§ Instruction:
Copy out all lines carrying the word "Blocks".

§ Records shown:
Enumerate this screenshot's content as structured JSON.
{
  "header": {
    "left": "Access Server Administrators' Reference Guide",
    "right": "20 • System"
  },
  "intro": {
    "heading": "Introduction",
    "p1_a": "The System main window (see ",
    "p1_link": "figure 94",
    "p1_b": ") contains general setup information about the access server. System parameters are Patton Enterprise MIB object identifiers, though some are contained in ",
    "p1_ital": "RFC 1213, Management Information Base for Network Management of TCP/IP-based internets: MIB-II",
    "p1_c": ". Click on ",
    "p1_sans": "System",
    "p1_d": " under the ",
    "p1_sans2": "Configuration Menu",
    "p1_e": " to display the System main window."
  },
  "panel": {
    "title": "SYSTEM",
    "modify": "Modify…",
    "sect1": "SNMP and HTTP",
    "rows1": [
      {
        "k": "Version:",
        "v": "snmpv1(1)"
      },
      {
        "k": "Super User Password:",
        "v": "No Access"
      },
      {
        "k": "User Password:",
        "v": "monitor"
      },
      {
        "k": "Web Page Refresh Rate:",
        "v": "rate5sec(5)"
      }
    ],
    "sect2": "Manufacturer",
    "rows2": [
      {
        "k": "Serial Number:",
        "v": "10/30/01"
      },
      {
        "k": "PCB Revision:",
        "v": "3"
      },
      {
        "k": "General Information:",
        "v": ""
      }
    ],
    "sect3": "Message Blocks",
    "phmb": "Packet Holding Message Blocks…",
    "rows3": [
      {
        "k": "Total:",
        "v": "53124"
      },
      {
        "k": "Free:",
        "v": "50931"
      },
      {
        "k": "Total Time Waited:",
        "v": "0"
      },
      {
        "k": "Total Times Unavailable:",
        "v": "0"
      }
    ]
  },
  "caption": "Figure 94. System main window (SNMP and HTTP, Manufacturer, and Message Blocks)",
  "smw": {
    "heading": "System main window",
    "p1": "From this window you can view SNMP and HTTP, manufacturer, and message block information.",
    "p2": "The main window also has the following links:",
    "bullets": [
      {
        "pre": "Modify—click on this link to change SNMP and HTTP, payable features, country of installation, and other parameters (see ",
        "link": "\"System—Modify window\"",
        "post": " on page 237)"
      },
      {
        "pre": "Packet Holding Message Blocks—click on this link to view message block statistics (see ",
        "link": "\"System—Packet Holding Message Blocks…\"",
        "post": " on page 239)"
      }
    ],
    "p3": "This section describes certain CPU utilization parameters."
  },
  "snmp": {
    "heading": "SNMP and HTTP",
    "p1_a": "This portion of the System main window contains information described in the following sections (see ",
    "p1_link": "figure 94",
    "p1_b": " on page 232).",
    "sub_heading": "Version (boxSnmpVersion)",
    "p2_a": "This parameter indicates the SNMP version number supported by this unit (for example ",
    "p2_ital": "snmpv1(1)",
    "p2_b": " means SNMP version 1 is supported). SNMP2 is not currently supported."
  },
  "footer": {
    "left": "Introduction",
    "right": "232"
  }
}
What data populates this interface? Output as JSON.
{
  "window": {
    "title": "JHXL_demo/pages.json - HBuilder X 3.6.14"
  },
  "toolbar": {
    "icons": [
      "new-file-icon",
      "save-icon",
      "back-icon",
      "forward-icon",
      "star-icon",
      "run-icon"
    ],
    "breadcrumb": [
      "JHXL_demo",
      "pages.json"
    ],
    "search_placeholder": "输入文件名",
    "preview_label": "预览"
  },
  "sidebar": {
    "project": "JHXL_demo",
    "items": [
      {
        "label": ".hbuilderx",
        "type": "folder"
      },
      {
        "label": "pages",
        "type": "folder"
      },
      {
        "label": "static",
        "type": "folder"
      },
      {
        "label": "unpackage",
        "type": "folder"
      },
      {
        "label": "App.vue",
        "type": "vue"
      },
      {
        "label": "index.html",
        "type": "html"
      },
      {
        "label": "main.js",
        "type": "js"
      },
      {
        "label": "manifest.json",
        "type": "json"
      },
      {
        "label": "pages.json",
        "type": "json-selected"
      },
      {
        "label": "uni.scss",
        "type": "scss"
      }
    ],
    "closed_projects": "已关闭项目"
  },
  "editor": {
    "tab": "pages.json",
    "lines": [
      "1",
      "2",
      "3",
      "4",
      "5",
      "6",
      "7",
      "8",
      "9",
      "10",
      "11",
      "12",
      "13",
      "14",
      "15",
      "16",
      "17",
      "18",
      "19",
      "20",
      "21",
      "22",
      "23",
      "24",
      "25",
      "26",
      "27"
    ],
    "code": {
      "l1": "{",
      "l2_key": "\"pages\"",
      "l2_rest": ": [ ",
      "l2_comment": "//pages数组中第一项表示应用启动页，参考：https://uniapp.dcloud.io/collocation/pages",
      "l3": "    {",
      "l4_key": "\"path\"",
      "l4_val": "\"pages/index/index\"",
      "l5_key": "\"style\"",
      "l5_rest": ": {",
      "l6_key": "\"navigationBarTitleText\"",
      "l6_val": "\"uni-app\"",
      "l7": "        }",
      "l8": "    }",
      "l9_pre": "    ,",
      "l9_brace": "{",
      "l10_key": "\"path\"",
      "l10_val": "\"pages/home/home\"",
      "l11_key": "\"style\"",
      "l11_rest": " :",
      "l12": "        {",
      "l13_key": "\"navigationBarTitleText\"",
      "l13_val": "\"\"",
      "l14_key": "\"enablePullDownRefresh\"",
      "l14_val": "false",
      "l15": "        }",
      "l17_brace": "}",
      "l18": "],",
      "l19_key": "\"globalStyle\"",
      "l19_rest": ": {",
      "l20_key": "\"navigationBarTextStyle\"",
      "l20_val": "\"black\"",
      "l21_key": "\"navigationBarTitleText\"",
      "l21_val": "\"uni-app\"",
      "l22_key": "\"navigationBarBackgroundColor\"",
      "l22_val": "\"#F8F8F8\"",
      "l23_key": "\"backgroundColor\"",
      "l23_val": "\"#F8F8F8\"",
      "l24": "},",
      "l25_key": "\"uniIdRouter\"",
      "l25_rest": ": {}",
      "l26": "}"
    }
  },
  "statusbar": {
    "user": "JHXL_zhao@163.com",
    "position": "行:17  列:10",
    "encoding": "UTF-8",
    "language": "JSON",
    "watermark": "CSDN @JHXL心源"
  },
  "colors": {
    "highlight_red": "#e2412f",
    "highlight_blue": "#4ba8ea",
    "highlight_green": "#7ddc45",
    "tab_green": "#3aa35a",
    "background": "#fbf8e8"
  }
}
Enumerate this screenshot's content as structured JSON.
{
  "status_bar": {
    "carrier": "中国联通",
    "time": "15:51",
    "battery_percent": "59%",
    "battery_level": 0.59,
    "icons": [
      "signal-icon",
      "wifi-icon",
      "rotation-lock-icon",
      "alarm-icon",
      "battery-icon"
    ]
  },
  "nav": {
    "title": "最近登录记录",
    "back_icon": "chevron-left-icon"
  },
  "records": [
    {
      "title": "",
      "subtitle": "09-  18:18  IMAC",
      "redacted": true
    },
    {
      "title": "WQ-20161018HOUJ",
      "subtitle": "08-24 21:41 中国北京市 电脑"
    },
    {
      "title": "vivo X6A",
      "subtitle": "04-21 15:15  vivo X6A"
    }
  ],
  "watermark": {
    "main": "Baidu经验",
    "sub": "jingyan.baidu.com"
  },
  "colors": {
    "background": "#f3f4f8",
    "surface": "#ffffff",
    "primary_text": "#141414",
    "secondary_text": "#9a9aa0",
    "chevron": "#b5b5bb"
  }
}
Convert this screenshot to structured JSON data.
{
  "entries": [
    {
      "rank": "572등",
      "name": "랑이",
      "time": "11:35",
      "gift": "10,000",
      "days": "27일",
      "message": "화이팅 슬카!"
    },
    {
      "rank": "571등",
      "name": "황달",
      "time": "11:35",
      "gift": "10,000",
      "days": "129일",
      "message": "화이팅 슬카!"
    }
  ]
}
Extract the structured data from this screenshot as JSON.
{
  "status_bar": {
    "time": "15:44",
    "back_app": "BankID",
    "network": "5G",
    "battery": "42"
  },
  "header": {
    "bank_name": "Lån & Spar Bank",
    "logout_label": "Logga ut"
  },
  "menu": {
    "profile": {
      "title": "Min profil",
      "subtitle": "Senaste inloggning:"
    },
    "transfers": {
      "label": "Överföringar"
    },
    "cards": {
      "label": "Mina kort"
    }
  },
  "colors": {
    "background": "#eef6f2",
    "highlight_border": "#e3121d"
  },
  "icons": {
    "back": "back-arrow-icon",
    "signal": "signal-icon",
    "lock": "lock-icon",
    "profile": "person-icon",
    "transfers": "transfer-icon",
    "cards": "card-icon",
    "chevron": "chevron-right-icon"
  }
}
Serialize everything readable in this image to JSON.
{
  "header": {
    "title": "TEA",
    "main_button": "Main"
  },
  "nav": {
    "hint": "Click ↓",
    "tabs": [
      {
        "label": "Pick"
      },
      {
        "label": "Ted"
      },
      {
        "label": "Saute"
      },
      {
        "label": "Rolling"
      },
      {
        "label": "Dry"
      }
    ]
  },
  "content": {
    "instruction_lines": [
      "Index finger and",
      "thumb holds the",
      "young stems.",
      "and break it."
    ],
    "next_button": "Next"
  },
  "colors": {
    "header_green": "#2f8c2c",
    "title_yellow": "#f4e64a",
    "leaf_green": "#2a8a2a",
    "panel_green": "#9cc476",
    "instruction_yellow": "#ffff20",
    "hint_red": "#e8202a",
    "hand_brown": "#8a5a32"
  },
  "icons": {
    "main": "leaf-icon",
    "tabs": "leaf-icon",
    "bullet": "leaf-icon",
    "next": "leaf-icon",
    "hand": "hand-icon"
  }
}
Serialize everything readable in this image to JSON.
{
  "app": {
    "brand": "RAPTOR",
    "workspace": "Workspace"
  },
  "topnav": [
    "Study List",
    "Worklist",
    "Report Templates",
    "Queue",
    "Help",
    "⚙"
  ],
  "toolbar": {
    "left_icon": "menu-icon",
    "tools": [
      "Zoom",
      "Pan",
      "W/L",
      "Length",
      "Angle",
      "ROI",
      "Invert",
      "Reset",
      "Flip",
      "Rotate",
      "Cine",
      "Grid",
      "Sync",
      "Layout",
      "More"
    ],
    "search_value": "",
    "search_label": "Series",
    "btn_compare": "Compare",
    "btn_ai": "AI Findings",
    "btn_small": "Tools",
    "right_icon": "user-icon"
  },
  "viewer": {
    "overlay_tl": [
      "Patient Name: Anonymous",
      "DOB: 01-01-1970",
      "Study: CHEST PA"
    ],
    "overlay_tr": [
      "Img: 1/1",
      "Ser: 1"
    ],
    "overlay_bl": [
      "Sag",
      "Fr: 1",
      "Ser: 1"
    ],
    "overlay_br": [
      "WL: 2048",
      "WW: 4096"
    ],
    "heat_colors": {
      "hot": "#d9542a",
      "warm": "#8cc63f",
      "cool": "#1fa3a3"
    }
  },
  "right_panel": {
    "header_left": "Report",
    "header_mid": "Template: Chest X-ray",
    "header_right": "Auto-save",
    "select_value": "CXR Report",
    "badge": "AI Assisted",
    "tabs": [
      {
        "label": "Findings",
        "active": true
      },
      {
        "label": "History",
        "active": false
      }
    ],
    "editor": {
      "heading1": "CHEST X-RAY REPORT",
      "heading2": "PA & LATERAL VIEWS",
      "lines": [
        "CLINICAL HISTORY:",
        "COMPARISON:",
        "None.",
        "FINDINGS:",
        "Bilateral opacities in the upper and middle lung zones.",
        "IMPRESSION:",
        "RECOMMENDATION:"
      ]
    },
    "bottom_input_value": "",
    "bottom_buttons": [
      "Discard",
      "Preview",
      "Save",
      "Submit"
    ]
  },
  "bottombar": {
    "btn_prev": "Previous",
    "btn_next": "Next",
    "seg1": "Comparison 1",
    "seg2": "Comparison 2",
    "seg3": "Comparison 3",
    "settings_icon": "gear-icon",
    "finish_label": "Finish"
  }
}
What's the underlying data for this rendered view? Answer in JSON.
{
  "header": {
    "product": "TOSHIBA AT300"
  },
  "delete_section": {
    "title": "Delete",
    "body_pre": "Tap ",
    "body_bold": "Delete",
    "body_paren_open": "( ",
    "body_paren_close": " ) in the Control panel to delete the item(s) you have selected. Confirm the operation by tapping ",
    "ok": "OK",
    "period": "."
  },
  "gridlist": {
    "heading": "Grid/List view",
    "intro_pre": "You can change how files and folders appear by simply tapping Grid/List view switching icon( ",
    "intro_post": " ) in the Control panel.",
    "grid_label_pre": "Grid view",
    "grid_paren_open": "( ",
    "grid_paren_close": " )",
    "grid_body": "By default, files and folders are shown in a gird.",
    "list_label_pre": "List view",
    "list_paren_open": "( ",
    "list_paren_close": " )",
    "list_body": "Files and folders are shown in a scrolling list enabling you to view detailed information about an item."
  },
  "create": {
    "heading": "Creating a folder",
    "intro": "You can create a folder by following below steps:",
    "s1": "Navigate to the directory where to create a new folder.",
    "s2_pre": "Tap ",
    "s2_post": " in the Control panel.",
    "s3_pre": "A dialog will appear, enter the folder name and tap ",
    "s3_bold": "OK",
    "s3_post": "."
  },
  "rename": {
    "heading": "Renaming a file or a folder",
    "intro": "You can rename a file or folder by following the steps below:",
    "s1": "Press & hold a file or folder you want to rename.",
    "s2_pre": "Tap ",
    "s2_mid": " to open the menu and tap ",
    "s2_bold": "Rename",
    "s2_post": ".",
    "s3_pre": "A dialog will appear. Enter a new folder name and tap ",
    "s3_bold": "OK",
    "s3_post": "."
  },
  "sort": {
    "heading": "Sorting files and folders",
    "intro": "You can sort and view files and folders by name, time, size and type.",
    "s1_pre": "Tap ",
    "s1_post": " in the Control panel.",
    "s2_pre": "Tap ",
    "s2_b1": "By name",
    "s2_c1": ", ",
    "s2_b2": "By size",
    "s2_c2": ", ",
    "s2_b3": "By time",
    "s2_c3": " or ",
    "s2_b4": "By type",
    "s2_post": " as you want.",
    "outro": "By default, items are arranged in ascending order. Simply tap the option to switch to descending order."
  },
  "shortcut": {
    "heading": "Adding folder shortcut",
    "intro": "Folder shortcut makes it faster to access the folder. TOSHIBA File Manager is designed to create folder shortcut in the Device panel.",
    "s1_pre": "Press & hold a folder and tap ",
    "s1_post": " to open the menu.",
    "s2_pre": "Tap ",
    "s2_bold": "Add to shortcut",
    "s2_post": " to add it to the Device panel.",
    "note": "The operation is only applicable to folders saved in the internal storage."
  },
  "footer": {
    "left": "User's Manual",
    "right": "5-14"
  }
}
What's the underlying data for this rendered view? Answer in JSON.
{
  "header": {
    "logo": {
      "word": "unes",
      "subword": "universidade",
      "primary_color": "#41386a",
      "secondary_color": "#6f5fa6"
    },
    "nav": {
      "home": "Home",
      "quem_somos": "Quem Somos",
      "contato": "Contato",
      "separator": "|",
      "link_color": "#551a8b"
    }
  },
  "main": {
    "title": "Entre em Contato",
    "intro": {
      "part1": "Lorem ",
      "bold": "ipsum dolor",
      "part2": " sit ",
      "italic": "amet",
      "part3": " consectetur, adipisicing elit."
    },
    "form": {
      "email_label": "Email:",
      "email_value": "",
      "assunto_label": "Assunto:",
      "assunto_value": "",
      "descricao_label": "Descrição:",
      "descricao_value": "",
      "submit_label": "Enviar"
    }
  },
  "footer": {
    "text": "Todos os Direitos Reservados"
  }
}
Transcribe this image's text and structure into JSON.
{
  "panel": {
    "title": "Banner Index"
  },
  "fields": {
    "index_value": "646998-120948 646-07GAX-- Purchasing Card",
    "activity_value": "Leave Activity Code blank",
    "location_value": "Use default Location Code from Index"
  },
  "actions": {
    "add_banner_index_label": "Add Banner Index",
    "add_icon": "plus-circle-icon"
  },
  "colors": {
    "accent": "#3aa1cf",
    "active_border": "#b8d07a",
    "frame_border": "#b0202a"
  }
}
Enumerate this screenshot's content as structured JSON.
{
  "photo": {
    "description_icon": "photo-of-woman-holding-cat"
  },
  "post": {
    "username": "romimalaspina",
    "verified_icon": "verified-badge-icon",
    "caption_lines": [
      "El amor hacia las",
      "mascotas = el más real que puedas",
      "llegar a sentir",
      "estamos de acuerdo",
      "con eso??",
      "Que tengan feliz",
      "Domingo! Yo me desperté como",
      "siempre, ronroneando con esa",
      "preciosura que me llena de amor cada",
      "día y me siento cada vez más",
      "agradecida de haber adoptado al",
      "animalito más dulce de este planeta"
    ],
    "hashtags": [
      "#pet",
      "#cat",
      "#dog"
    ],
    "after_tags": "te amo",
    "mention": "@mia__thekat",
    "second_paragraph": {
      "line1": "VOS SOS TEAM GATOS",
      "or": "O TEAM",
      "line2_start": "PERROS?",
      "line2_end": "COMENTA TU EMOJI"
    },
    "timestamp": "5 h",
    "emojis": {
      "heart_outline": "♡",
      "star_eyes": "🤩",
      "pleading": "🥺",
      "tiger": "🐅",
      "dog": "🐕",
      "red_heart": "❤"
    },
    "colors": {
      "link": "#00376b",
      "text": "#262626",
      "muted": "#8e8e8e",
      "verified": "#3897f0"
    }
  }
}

§ Result for this exercise:
    "sect3": "Message Blocks",
    "phmb": "Packet Holding Message Blocks…",
  "caption": "Figure 94. System main window (SNMP and HTTP, Manufacturer, and Message Blocks)",
        "pre": "Packet Holding Message Blocks—click on this link to view message block statistics (see ",
        "link": "\"System—Packet Holding Message Blocks…\"",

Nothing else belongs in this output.